本文抜粋
————

現在、平昌オリンピックが開催され、様々な競技結果に世界が熱中していますが、
その冬のオリンピックにおいて、日本人が特に注目したい競技の1つが、
「フィギュアスケート」であることは間違いないでしょう。
そして、羽生結弦選手もいよいよ現地入りし、宇野昌磨選手とのダブル表彰台への期待が高まりますが、
このタイミングだからこそ、8年前の2010年にカナダで行われた、
バンクーバーオリンピックについて今再び振り返りたいと思います。
このバンクーバーオリンピックは、あのフィギュアスケート界のレジェンドとも言っていい、浅田真央選手が銀メダルを獲得した大会です。
オリンピックで銀メダルなんて、普通に考えたらとてつもない偉業であるわけですが、
その当時、その結果を誰よりも悔やんでいたのが、その銀メダルを獲得した浅田真央選手でした。
そして、その時優勝したのが、現在オリンピックが開催されている韓国代表の、キムヨナ選手です。
浅田真央選手とキムヨナ選手は、どちらも1990年の9月生まれ。
意識するなという方が難しいまさに同世代の良きライバルでしたが、
バンクーバーオリンピックではキムヨナ選手に軍配が上がり、見事に金メダルを獲得しました。
ただ、このバンクーバーでの戦いにおいてはそのキムヨナ選手の高すぎる点数に対して、疑問の声が挙がったのを覚えている方も少なくないと思います。
では、その当時、その浅田真央選手とキムヨナ選手の違いとはいったい何だったのか、今回の記事で詳しくまとめていきたいと思います。
「天才」VS「天才」浅田真央選手とキムヨナ選手のバンクーバーでの戦いを振り返る

今となってはフィギュアスケートは日本人の多くが注目する人気競技となりましたが、正直言って一昔前まではそれほど注目されるような競技ではありませんでしたよね。

————

ボックス座標リスト
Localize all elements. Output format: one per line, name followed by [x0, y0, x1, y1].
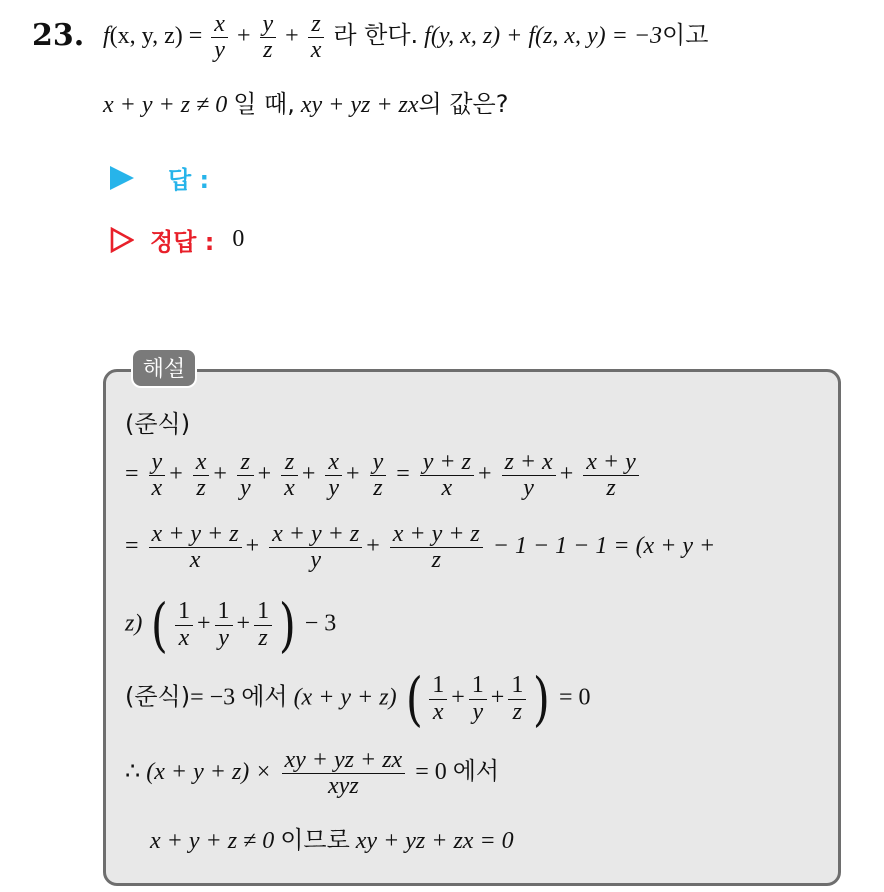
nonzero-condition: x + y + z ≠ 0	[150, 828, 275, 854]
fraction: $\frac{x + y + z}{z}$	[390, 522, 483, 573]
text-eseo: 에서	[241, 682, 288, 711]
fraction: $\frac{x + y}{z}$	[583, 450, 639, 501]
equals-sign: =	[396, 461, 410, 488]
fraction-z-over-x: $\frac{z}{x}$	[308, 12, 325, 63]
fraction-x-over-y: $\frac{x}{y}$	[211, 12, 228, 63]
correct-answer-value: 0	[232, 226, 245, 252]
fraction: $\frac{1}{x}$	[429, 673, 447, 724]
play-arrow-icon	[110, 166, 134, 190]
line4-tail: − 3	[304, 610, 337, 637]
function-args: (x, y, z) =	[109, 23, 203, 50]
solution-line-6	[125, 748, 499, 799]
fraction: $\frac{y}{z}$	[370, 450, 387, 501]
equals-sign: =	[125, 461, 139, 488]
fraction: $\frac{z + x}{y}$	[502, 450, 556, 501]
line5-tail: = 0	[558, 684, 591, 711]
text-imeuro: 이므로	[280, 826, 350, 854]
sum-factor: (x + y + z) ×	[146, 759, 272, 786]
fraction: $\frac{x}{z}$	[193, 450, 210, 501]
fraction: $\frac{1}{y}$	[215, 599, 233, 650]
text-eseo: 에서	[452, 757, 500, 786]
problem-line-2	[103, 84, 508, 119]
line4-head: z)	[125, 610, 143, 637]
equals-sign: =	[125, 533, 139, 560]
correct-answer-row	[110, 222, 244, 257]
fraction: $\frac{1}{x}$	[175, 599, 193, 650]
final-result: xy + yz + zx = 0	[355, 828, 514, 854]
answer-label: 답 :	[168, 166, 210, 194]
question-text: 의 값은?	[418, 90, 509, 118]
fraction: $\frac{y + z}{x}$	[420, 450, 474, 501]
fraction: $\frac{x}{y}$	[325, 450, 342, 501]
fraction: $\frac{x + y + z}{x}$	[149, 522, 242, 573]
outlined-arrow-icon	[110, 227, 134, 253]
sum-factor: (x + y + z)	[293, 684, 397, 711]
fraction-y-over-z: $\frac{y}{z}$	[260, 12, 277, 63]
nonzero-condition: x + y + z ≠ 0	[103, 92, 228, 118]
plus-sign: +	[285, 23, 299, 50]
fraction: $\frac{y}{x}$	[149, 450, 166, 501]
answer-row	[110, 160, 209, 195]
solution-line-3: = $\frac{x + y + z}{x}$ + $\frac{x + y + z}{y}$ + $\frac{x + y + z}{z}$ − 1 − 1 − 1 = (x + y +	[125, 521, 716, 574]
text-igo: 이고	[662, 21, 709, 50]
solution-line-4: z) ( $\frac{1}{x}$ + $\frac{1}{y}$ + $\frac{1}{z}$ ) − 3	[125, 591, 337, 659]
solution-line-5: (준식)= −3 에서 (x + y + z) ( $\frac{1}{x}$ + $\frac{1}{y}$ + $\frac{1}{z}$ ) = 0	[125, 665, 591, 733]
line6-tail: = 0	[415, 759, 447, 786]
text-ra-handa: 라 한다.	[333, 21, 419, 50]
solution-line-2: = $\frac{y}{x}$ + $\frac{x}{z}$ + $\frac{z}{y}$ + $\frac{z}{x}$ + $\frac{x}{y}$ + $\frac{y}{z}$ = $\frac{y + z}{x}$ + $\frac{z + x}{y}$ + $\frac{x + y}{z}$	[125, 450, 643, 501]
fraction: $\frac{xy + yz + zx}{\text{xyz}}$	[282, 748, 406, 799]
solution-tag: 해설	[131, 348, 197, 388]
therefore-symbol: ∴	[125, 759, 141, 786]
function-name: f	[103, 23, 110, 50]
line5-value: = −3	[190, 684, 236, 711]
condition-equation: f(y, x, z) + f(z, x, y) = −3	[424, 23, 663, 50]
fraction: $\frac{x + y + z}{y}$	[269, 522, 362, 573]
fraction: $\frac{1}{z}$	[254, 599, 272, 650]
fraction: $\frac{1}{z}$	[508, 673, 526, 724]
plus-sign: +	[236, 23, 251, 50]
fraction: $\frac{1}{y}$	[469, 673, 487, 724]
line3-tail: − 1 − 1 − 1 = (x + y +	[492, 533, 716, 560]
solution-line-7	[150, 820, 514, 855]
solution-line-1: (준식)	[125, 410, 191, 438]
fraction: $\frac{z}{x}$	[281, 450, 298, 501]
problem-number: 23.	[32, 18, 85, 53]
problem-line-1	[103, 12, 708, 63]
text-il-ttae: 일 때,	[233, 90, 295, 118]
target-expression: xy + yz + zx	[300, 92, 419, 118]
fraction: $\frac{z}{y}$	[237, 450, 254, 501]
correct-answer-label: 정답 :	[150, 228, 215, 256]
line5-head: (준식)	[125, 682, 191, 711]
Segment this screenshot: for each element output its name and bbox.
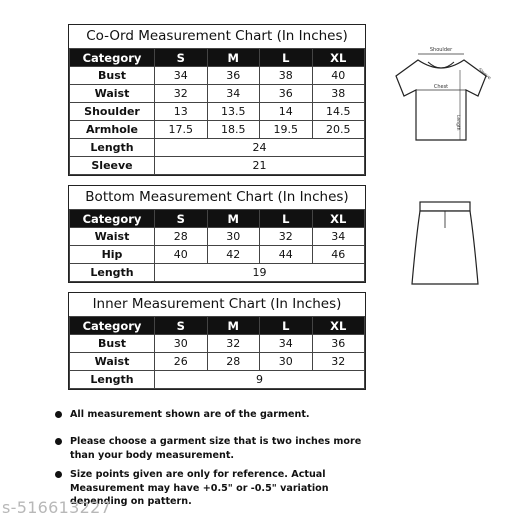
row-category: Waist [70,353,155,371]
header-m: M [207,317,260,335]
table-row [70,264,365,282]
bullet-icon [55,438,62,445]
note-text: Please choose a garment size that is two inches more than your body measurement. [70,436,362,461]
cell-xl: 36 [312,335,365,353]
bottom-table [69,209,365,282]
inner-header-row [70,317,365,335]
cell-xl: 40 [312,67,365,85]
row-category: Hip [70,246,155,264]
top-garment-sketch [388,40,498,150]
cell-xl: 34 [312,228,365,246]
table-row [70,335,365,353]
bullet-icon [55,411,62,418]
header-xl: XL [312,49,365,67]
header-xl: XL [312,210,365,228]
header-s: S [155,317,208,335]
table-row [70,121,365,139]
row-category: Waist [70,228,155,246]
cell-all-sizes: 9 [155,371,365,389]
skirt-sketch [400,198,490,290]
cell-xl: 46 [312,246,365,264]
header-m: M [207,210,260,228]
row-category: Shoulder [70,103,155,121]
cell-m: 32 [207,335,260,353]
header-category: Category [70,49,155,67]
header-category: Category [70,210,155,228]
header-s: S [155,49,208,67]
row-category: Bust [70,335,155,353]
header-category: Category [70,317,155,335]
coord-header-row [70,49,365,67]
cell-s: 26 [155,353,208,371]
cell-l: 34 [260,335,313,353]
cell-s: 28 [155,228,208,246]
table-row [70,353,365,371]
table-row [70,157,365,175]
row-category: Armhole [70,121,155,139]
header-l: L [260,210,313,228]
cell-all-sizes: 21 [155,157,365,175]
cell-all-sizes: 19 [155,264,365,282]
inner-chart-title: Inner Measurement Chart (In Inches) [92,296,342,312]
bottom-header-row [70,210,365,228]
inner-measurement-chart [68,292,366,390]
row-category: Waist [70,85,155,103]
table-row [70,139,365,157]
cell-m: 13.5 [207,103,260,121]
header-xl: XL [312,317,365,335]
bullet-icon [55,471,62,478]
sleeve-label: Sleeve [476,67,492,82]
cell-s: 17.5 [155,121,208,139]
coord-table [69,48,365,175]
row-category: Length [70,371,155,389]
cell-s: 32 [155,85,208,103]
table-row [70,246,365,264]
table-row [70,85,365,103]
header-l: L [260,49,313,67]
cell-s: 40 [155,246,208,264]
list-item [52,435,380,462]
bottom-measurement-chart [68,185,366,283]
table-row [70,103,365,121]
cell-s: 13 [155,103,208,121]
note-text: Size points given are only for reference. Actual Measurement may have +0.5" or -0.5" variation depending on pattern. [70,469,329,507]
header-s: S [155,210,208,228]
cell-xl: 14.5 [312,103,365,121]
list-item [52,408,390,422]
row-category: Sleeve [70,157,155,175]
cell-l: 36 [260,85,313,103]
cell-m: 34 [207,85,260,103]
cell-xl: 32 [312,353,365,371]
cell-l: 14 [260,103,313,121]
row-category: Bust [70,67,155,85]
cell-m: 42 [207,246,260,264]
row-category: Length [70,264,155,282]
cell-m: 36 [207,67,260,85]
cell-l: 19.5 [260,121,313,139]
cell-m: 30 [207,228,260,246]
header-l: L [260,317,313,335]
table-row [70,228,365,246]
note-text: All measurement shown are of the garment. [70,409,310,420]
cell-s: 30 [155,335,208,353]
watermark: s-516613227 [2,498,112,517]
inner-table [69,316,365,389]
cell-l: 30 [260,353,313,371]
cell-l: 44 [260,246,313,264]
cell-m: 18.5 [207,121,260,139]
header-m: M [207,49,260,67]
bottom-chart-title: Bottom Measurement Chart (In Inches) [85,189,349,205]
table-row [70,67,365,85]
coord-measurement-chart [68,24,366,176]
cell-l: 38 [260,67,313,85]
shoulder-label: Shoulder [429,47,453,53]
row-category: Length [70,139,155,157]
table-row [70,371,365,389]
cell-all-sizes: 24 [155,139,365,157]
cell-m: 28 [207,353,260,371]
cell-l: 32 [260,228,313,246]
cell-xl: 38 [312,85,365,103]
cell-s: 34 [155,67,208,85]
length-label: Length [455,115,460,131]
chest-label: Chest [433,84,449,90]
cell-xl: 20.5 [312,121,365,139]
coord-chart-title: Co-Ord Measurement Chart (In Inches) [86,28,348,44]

————

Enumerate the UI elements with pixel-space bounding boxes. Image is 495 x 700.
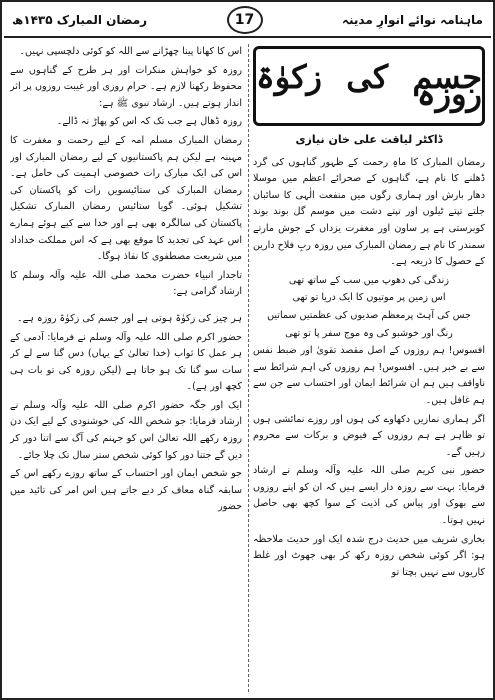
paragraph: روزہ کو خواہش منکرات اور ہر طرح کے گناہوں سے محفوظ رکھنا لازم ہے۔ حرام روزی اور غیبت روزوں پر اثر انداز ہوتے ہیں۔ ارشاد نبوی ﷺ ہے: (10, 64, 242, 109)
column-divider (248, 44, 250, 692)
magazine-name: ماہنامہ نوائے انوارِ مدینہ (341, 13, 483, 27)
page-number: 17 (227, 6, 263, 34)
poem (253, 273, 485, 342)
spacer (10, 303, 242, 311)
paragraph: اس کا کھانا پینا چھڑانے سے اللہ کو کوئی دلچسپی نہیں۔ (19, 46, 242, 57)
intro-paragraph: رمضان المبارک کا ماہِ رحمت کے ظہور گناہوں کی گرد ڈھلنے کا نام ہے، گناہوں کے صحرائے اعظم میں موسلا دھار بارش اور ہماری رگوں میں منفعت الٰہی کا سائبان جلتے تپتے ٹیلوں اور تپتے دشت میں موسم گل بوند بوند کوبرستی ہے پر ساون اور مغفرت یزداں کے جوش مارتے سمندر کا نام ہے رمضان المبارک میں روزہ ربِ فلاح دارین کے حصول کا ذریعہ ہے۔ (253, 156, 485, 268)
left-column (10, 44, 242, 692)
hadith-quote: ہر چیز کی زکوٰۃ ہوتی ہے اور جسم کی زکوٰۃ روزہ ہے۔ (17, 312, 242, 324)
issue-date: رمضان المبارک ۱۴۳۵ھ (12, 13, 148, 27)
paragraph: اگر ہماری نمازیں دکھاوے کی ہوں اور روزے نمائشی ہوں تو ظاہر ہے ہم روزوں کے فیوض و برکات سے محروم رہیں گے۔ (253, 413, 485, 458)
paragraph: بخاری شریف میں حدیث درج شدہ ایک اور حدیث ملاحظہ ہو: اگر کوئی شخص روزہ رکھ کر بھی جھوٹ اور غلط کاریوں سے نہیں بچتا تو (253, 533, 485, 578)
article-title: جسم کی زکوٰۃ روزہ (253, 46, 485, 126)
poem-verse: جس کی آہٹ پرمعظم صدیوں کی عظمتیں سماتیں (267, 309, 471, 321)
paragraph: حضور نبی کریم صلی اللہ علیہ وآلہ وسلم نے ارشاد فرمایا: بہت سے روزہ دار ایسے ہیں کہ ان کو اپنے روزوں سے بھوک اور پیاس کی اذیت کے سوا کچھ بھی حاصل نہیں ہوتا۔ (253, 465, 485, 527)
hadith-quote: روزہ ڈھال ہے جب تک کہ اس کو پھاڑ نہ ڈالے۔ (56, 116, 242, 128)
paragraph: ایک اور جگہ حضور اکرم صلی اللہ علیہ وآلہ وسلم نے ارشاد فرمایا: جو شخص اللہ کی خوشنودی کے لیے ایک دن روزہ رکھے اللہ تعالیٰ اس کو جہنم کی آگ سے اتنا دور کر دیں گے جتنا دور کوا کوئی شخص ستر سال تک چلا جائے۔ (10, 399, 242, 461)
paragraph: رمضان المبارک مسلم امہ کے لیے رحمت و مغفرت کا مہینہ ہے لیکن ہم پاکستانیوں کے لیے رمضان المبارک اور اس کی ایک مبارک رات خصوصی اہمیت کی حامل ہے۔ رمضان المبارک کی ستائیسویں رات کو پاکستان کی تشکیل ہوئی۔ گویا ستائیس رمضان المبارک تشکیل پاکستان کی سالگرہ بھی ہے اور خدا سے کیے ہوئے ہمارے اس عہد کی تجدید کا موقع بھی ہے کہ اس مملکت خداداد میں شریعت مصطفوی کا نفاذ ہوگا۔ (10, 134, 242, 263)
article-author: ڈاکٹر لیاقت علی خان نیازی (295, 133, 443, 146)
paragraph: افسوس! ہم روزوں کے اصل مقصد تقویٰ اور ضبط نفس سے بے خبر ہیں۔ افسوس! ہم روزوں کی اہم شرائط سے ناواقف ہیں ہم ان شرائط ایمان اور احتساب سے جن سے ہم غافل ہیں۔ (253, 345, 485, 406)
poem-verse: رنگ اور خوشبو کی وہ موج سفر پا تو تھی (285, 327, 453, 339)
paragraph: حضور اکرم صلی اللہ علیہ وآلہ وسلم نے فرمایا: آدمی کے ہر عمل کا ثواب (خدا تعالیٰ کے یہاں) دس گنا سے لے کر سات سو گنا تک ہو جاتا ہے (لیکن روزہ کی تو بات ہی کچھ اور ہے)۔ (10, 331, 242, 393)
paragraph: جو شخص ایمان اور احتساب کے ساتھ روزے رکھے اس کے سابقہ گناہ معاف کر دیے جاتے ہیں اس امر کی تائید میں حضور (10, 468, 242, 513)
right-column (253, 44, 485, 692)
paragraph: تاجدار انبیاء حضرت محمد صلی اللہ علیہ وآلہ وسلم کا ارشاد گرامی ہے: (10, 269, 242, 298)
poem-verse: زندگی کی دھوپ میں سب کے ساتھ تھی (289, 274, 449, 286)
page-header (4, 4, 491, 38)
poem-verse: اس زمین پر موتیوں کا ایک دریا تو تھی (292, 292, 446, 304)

————

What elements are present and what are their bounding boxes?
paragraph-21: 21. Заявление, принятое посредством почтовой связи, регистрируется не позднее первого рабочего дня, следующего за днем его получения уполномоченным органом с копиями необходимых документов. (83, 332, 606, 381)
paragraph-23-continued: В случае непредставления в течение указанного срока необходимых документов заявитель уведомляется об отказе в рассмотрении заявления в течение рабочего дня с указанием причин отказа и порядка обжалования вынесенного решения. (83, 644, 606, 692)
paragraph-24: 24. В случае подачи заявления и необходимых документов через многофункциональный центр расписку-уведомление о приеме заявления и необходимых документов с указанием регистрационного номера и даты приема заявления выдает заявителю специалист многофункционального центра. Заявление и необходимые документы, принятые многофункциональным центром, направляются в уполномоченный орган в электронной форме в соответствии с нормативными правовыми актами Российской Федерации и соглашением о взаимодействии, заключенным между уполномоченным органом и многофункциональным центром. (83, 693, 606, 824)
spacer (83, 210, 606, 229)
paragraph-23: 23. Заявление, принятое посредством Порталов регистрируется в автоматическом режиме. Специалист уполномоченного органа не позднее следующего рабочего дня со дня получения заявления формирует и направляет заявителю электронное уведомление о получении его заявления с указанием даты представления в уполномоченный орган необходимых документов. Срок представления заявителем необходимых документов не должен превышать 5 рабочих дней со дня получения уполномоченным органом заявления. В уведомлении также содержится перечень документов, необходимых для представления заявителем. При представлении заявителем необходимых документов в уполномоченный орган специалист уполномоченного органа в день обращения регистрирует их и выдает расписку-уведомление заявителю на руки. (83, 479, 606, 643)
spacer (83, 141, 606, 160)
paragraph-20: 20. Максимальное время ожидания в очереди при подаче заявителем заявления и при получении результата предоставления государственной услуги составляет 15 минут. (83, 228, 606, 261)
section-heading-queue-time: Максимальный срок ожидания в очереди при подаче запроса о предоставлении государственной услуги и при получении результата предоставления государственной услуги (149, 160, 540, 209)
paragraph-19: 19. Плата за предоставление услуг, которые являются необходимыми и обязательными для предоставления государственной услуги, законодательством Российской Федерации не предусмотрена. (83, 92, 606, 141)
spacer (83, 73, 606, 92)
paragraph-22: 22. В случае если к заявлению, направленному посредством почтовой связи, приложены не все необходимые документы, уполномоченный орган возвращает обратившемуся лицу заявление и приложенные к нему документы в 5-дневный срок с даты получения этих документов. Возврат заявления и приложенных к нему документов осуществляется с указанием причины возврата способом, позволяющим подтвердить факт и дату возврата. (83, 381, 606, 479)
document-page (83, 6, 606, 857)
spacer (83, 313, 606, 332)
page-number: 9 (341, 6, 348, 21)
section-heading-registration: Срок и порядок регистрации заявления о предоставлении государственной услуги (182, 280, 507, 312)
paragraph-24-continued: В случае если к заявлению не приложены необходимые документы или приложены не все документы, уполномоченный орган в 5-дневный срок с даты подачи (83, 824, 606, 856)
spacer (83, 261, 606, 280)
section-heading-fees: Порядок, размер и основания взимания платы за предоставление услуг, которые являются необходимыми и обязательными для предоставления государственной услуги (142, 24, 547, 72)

————

課題
1. ボックス座標リストで「828, 275, 854]」を含む行から始め、「673, 447, 724]」を含む行まで、一字一句変えずに書き写せ。
2. バンクーバーオリンピックのフィギュアスケートを振り返る文章を、最後の文の後から書き継げ。

解答
1.
nonzero-condition: x + y + z ≠ 0	[150, 828, 275, 854]
fraction: $\frac{x + y + z}{z}$	[390, 522, 483, 573]
text-eseo: 에서	[241, 682, 288, 711]
fraction: $\frac{x + y}{z}$	[583, 450, 639, 501]
equals-sign: =	[396, 461, 410, 488]
fraction-z-over-x: $\frac{z}{x}$	[308, 12, 325, 63]
fraction-x-over-y: $\frac{x}{y}$	[211, 12, 228, 63]
correct-answer-value: 0	[232, 226, 245, 252]
fraction: $\frac{1}{x}$	[429, 673, 447, 724]

2.
もちろん、昔から日本にもフィギュアスケートの選手はいましたし、一定の人気はありました。今となっては女子でも飛ぶ選手が増えた「トリプル・アクセル」も、世界で初めて成功させたのは、日本の伊藤みどり選手です。
ただ、特に男子に関しては、その大会なども深夜に放送されることが多く、今のように夜7時、8時といったゴールデンタイムに見られるようなことはありませんでした。これは本当につい最近のことで、高橋大輔選手や、羽生結弦選手などが活躍されてから、男女ともに注目の演技になったというような印象があります。
そして、そういったフィギュアスケートを一躍日本の人気競技へと押し上げた立役者の1人が、
浅田真央選手であることに異論を唱える人はいないでしょう。
浅田真央選手はその愛嬌のあるルックスと、その演技の美しさ、そして高難易度の技にも臆せず挑戦する姿などから、国内のみならず、国外からも愛される存在へと成長していきました。
あの男子ロシア代表でトリノオリンピック金メダリストのプルシェンコ選手も、女子ロシア代表として活躍していたリプニツカヤ選手も、その浅田真央選手のことが好きだったことはよく知られている話だと思います。
そんな浅田真央選手は、その「トリプルアクセル」という技を武器にバンクーバーでのオリンピックに臨みましたが、結果はキムヨナ選手に大差で敗れる結果となってしまいました。
具体的な内訳としては、
- キムヨナ選手が 228.56点(SP 78.50点 FS 150.06点)
- 浅田真央選手が 205.20点(SP 73.78点 FS 131.72点)
となり、20点以上もの差をつけられてしまったのです。
このような結果から、浅田真央選手はフリースケーティングの後に思わず涙を見せました。浅田真央選手は、オリンピックを除けばキムヨナ選手にも何度も勝ったことがあります。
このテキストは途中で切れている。